» Instructions for the task: Identify every line containing the word "identity" and reproduce each one.

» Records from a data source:
⁂

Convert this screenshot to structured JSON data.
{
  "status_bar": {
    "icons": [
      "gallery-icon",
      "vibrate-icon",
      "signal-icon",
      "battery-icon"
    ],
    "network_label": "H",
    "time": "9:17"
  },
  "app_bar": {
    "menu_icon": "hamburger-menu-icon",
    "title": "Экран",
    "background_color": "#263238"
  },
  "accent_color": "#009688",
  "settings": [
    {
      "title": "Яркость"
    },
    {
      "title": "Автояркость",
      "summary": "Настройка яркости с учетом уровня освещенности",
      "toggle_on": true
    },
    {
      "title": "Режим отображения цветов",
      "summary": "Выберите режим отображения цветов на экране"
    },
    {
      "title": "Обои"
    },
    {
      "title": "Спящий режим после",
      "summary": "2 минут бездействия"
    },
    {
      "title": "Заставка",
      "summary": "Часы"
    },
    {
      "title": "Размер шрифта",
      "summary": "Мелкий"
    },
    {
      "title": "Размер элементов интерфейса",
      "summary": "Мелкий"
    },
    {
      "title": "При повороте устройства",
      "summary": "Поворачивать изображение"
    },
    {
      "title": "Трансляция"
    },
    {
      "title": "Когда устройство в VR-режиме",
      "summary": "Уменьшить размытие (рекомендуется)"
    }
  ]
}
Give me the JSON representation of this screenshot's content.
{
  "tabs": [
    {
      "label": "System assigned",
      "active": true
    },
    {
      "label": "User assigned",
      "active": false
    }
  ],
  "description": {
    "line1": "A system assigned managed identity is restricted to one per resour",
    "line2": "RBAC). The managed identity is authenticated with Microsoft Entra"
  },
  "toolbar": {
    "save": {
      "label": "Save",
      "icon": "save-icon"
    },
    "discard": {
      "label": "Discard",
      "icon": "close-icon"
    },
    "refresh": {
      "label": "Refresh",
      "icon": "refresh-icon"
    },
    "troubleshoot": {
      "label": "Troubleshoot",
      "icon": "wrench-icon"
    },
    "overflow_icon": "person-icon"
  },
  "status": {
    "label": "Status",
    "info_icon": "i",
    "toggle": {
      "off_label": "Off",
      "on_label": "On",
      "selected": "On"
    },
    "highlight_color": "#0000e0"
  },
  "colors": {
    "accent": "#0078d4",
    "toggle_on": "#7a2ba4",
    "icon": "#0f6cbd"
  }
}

⁂

» Output for this exercise:
    "line1": "A system assigned managed identity is restricted to one per resour",
    "line2": "RBAC). The managed identity is authenticated with Microsoft Entra"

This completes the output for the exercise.